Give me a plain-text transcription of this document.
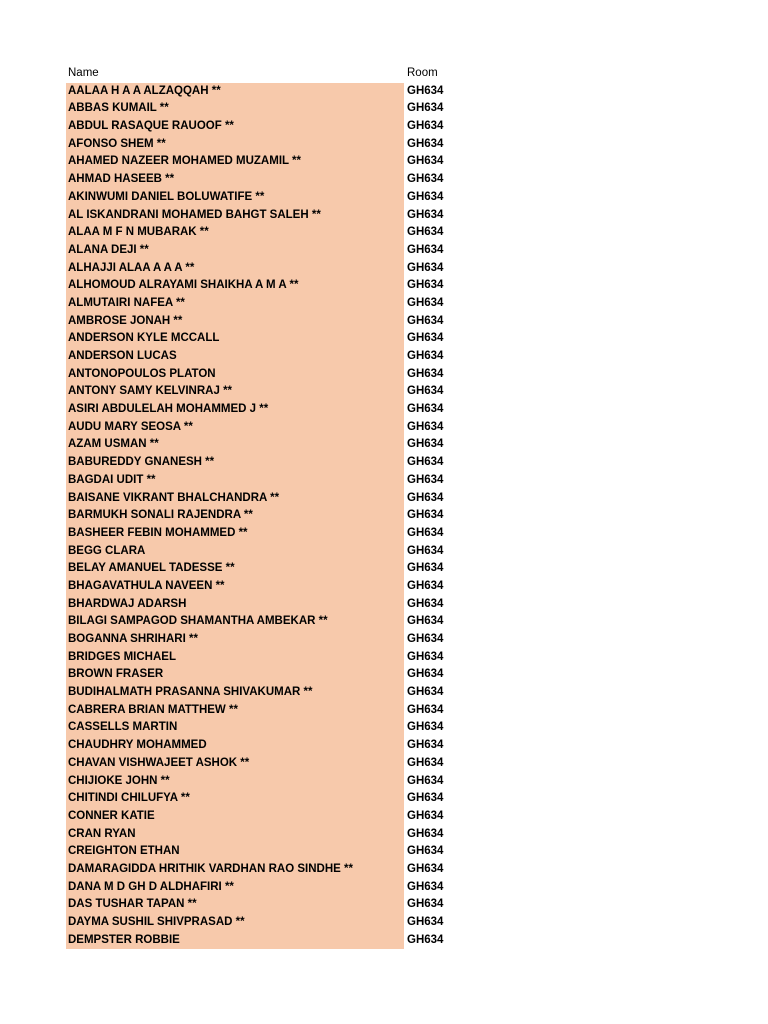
Name	Room
AALAA H A A ALZAQQAH **	GH634
ABBAS KUMAIL **	GH634
ABDUL RASAQUE RAUOOF **	GH634
AFONSO SHEM **	GH634
AHAMED NAZEER MOHAMED MUZAMIL **	GH634
AHMAD HASEEB **	GH634
AKINWUMI DANIEL BOLUWATIFE **	GH634
AL ISKANDRANI MOHAMED BAHGT SALEH **	GH634
ALAA M F N MUBARAK **	GH634
ALANA DEJI **	GH634
ALHAJJI ALAA A A A **	GH634
ALHOMOUD ALRAYAMI SHAIKHA A M A **	GH634
ALMUTAIRI NAFEA **	GH634
AMBROSE JONAH **	GH634
ANDERSON KYLE MCCALL	GH634
ANDERSON LUCAS	GH634
ANTONOPOULOS PLATON	GH634
ANTONY SAMY KELVINRAJ **	GH634
ASIRI ABDULELAH MOHAMMED J **	GH634
AUDU MARY SEOSA **	GH634
AZAM USMAN **	GH634
BABUREDDY GNANESH **	GH634
BAGDAI UDIT **	GH634
BAISANE VIKRANT BHALCHANDRA **	GH634
BARMUKH SONALI RAJENDRA **	GH634
BASHEER FEBIN MOHAMMED **	GH634
BEGG CLARA	GH634
BELAY AMANUEL TADESSE **	GH634
BHAGAVATHULA NAVEEN **	GH634
BHARDWAJ ADARSH	GH634
BILAGI SAMPAGOD SHAMANTHA AMBEKAR **	GH634
BOGANNA SHRIHARI **	GH634
BRIDGES MICHAEL	GH634
BROWN FRASER	GH634
BUDIHALMATH PRASANNA SHIVAKUMAR **	GH634
CABRERA BRIAN MATTHEW **	GH634
CASSELLS MARTIN	GH634
CHAUDHRY MOHAMMED	GH634
CHAVAN VISHWAJEET ASHOK **	GH634
CHIJIOKE JOHN **	GH634
CHITINDI CHILUFYA **	GH634
CONNER KATIE	GH634
CRAN RYAN	GH634
CREIGHTON ETHAN	GH634
DAMARAGIDDA HRITHIK VARDHAN RAO SINDHE **	GH634
DANA M D GH D ALDHAFIRI **	GH634
DAS TUSHAR TAPAN **	GH634
DAYMA SUSHIL SHIVPRASAD **	GH634
DEMPSTER ROBBIE	GH634
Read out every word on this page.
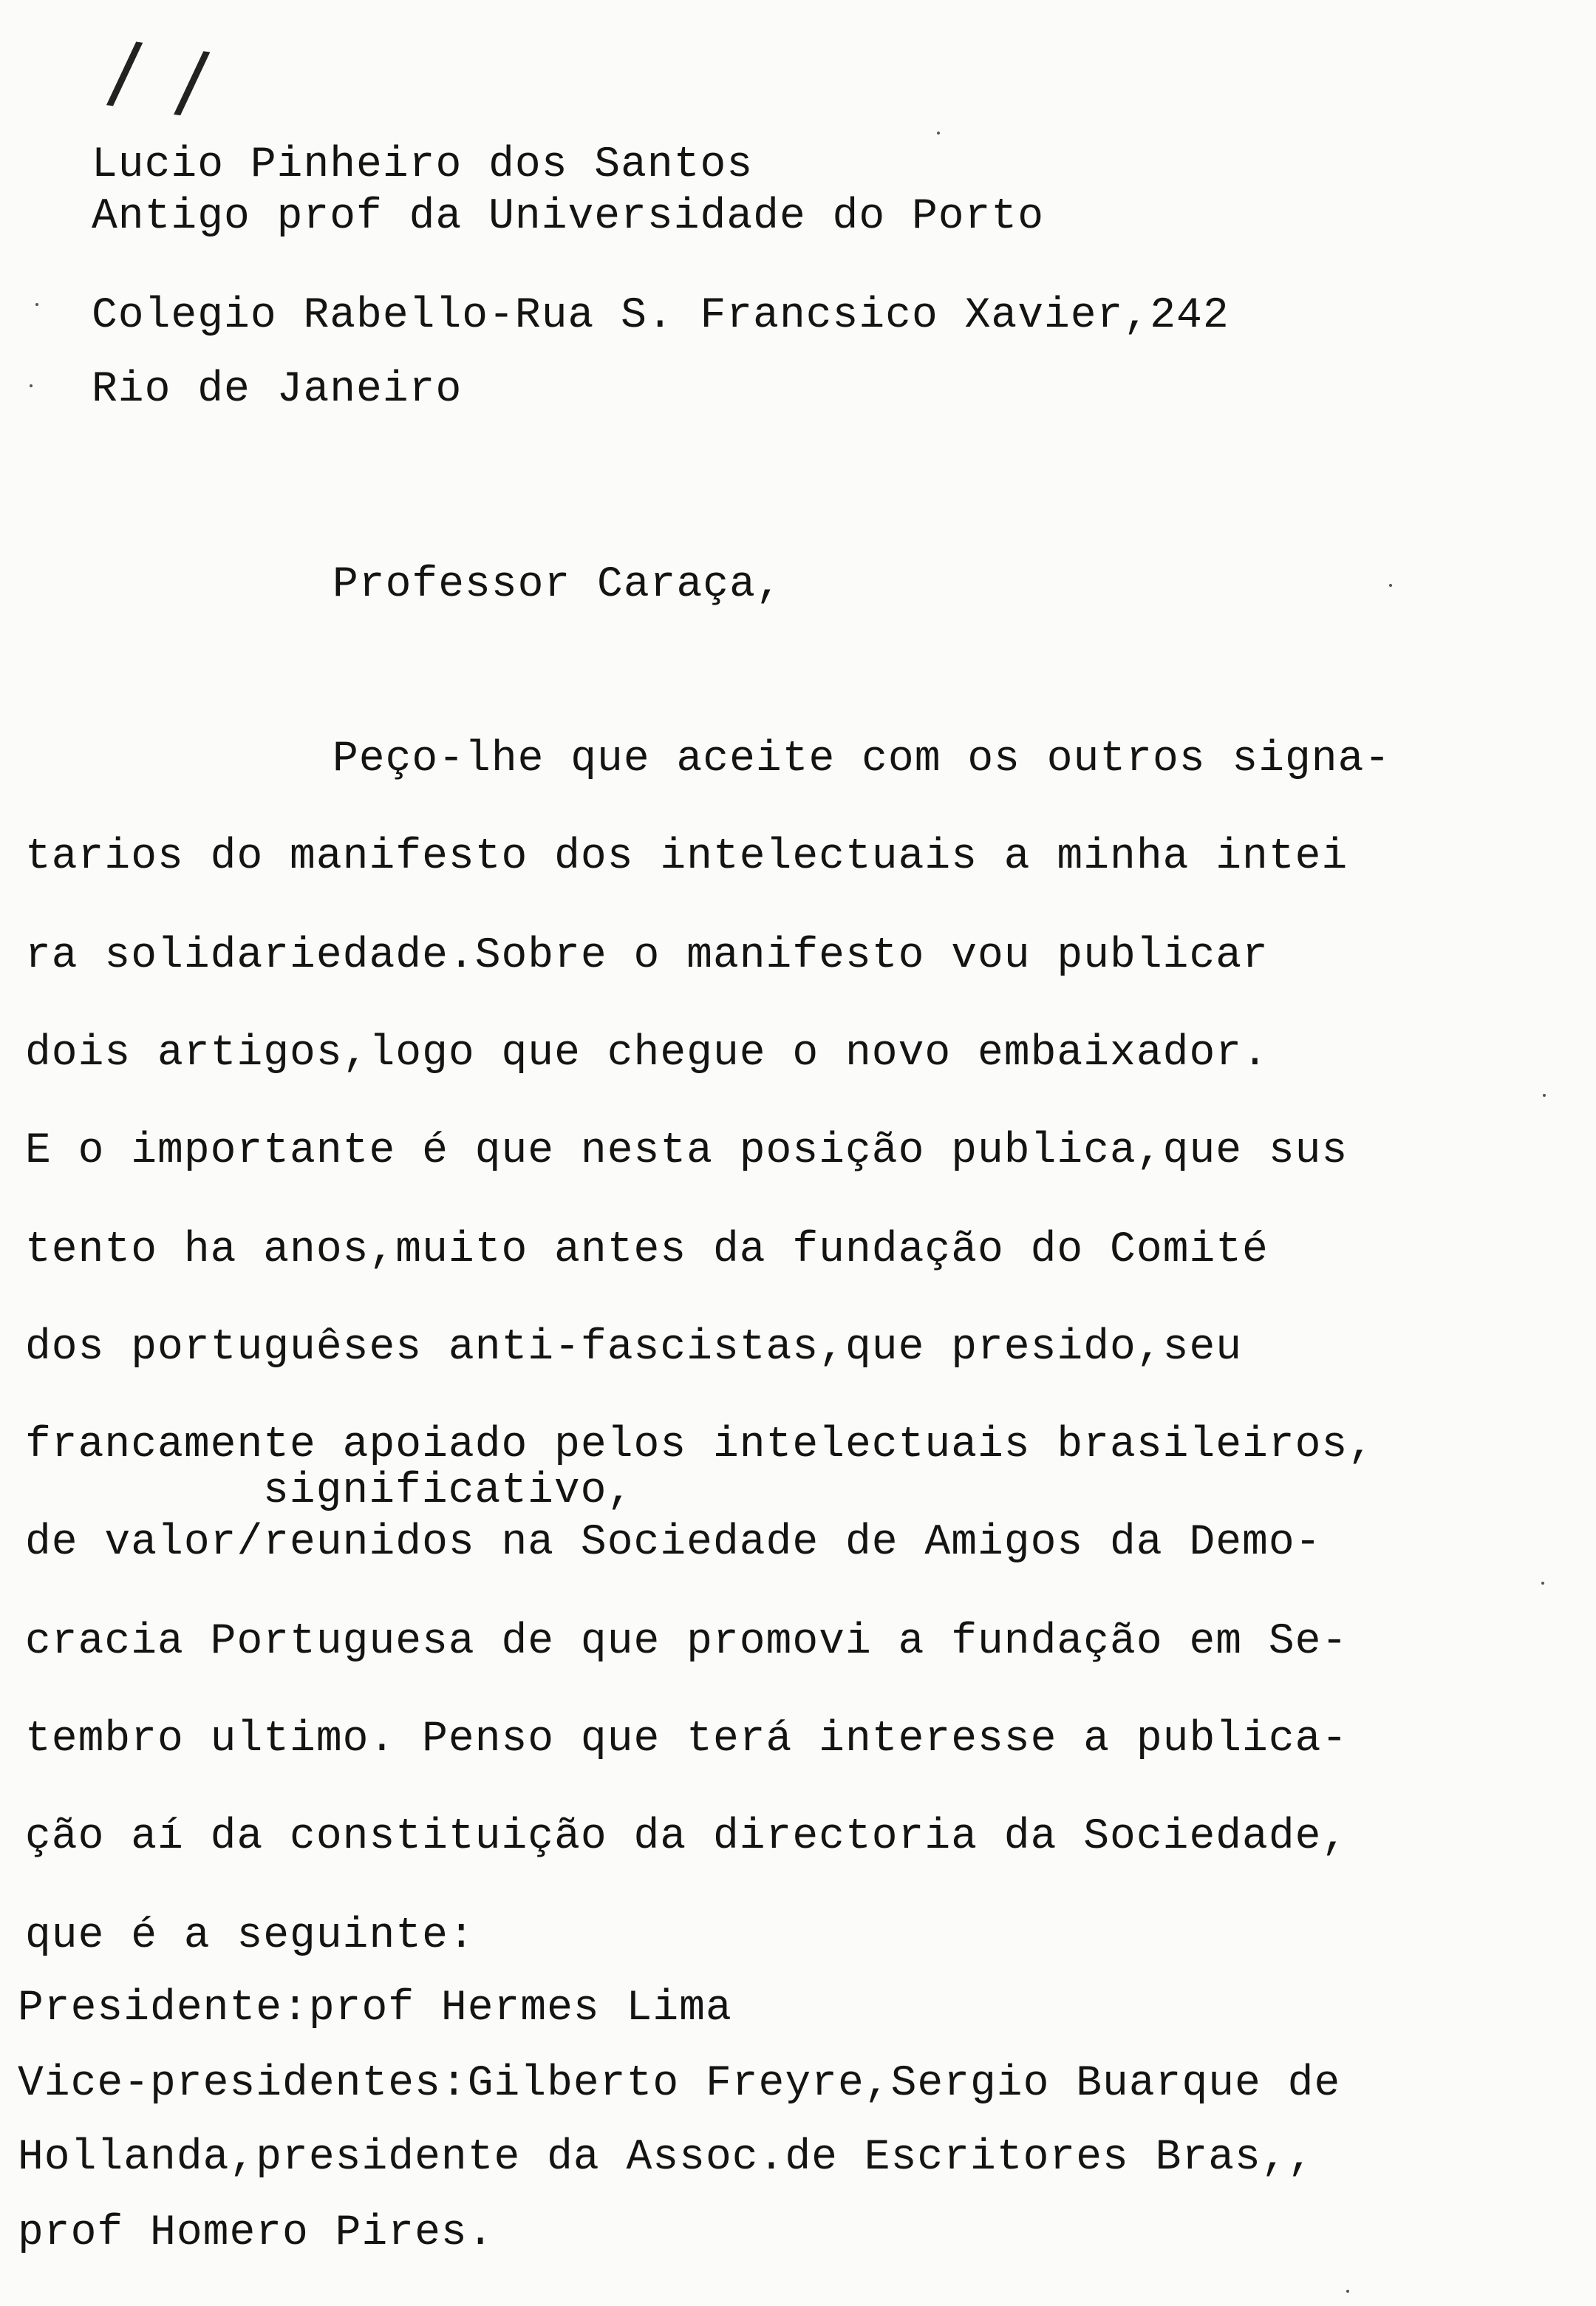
/ /
Lucio Pinheiro dos Santos
Antigo prof da Universidade do Porto
Colegio Rabello-Rua S. Francsico Xavier,242
Rio de Janeiro
Professor Caraça,
Peço-lhe que aceite com os outros signa-
tarios do manifesto dos intelectuais a minha intei
ra solidariedade.Sobre o manifesto vou publicar
dois artigos,logo que chegue o novo embaixador.
E o importante é que nesta posição publica,que sus
tento ha anos,muito antes da fundação do Comité
dos portuguêses anti-fascistas,que presido,seu
francamente apoiado pelos intelectuais brasileiros,
significativo,
de valor/reunidos na Sociedade de Amigos da Demo-
cracia Portuguesa de que promovi a fundação em Se-
tembro ultimo. Penso que terá interesse a publica-
ção aí da constituição da directoria da Sociedade,
que é a seguinte:
Presidente:prof Hermes Lima
Vice-presidentes:Gilberto Freyre,Sergio Buarque de
Hollanda,presidente da Assoc.de Escritores Bras,,
prof Homero Pires.
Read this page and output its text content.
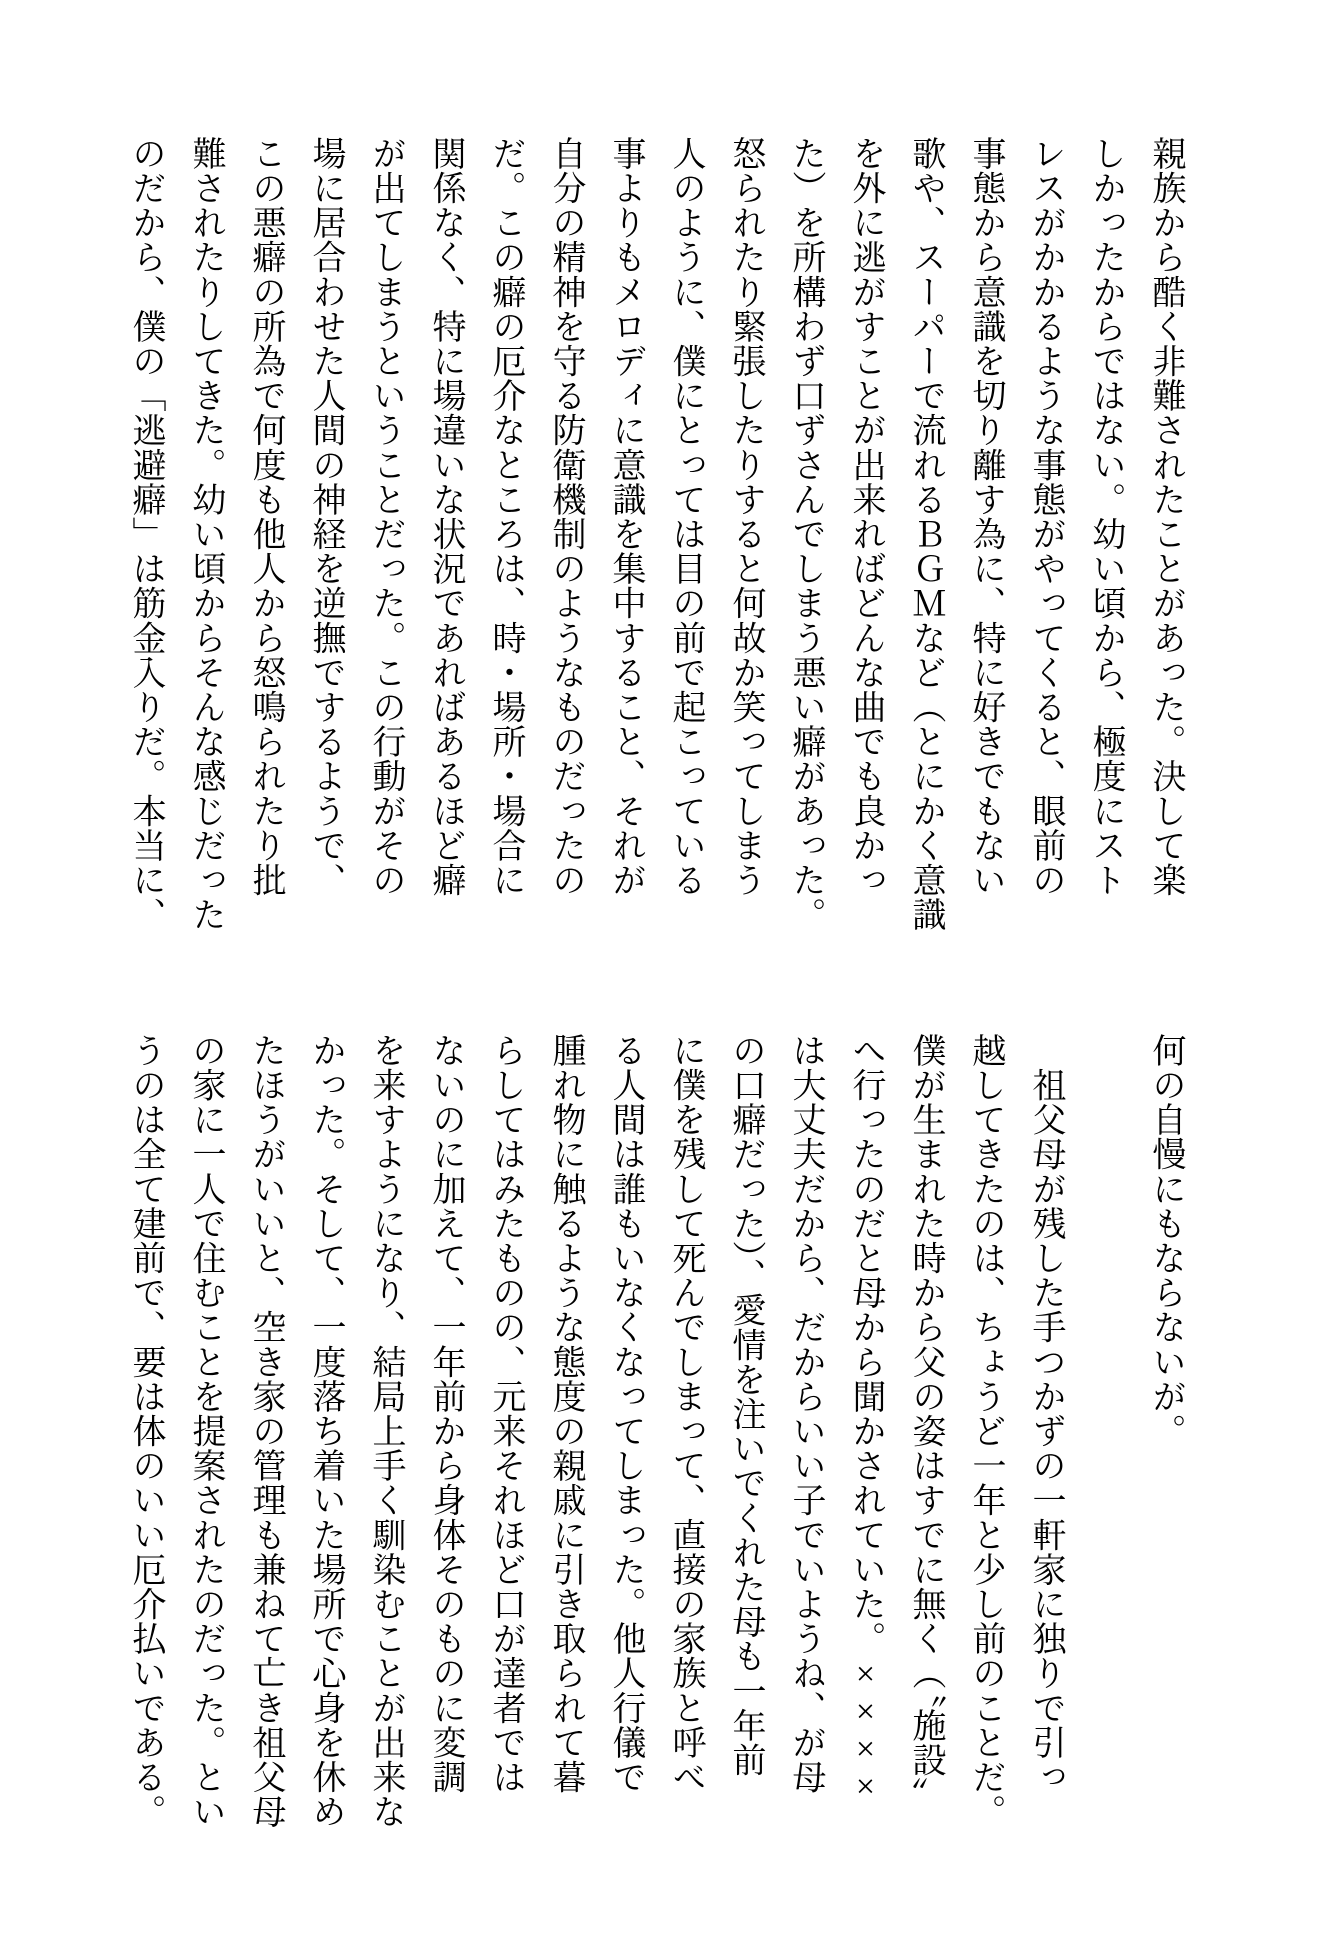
親族から酷く非難されたことがあった。決して楽
しかったからではない。幼い頃から、極度にスト
レスがかかるような事態がやってくると、眼前の
事態から意識を切り離す為に、特に好きでもない
歌や、スーパーで流れるＢＧＭなど（とにかく意識
を外に逃がすことが出来ればどんな曲でも良かっ
た）を所構わず口ずさんでしまう悪い癖があった。
怒られたり緊張したりすると何故か笑ってしまう
人のように、僕にとっては目の前で起こっている
事よりもメロディに意識を集中すること、それが
自分の精神を守る防衛機制のようなものだったの
だ。この癖の厄介なところは、時・場所・場合に
関係なく、特に場違いな状況であればあるほど癖
が出てしまうということだった。この行動がその
場に居合わせた人間の神経を逆撫でするようで、
この悪癖の所為で何度も他人から怒鳴られたり批
難されたりしてきた。幼い頃からそんな感じだった
のだから、僕の「逃避癖」は筋金入りだ。本当に、
何の自慢にもならないが。
　祖父母が残した手つかずの一軒家に独りで引っ
越してきたのは、ちょうど一年と少し前のことだ。
僕が生まれた時から父の姿はすでに無く（〝施設〟
へ行ったのだと母から聞かされていた。××××
は大丈夫だから、だからいい子でいようね、が母
の口癖だった）、愛情を注いでくれた母も一年前
に僕を残して死んでしまって、直接の家族と呼べ
る人間は誰もいなくなってしまった。他人行儀で
腫れ物に触るような態度の親戚に引き取られて暮
らしてはみたものの、元来それほど口が達者では
ないのに加えて、一年前から身体そのものに変調
を来すようになり、結局上手く馴染むことが出来な
かった。そして、一度落ち着いた場所で心身を休め
たほうがいいと、空き家の管理も兼ねて亡き祖父母
の家に一人で住むことを提案されたのだった。とい
うのは全て建前で、要は体のいい厄介払いである。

* * * * * * *

▶ _TASK DIRECTIONS_: Pull out every line of the entries that includes the word "Sociedade".

▶ _SOLUTION TO THE EXERCISE_:
de valor/reunidos na Sociedade de Amigos da Demo-
ção aí da constituição da directoria da Sociedade,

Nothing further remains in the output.